■ **What is required**
Which lines below hold the word "Pobierz"? Report each one.

(Data entries)
============================================================

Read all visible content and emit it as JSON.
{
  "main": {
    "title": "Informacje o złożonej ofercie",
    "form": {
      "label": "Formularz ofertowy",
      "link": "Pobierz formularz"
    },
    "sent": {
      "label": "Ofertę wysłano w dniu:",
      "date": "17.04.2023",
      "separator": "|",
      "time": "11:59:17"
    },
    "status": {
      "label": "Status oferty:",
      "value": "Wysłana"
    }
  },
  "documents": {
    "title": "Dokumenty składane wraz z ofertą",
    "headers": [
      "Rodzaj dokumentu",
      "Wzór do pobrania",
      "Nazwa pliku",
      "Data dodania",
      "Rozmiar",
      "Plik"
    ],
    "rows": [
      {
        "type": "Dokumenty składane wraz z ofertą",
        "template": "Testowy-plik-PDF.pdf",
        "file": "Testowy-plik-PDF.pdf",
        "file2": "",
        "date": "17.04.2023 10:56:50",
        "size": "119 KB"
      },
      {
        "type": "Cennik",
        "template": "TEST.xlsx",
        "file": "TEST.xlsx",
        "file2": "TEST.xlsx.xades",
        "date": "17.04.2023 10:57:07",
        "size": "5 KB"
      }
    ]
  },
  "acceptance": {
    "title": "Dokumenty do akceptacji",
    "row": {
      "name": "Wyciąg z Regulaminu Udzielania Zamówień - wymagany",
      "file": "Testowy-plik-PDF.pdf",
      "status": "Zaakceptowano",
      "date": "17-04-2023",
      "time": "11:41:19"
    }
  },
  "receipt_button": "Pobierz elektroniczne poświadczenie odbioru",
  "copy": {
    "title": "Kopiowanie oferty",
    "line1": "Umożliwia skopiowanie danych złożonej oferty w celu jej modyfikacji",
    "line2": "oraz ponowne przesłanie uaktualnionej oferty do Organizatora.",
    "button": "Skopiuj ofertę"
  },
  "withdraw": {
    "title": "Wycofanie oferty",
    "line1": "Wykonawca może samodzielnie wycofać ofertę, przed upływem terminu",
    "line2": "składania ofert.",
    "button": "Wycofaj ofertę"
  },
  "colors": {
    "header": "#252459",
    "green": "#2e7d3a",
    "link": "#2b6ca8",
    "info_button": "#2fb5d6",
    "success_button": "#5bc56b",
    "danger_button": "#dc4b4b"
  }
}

============================================================

■ **Exercise output**
      "link": "Pobierz formularz"
  "receipt_button": "Pobierz elektroniczne poświadczenie odbioru",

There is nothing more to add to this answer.